Start of Data

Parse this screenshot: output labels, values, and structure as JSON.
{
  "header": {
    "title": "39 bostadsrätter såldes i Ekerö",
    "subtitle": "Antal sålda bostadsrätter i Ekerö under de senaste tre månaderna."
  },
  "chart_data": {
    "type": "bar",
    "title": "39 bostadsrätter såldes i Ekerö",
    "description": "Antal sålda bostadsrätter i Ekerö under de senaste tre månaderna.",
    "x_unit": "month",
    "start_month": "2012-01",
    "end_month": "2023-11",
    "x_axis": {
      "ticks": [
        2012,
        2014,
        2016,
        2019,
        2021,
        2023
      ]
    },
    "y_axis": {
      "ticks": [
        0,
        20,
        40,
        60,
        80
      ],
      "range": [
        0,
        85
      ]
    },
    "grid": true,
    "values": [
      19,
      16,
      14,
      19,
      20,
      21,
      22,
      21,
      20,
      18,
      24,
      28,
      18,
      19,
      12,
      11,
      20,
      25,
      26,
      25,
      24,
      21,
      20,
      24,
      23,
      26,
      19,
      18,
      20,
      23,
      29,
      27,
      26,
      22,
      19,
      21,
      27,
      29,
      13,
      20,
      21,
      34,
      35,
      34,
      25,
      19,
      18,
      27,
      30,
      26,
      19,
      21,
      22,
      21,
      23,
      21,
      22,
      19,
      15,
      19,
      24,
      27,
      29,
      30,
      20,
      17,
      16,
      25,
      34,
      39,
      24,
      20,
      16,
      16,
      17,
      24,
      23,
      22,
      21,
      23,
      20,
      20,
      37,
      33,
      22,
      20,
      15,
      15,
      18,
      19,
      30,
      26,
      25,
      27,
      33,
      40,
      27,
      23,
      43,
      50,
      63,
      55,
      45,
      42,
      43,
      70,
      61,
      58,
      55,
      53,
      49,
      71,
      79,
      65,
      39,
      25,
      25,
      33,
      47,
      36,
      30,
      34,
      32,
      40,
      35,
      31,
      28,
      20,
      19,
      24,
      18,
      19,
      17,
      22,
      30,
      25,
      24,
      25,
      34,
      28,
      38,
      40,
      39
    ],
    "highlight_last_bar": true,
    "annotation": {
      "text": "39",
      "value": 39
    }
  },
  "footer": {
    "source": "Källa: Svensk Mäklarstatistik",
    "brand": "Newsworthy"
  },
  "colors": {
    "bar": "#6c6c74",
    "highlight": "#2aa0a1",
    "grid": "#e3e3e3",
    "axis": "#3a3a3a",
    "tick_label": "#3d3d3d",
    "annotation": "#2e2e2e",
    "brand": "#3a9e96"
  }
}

End of Data

Say how many lines contain "senaste", and give nothing but that number.

2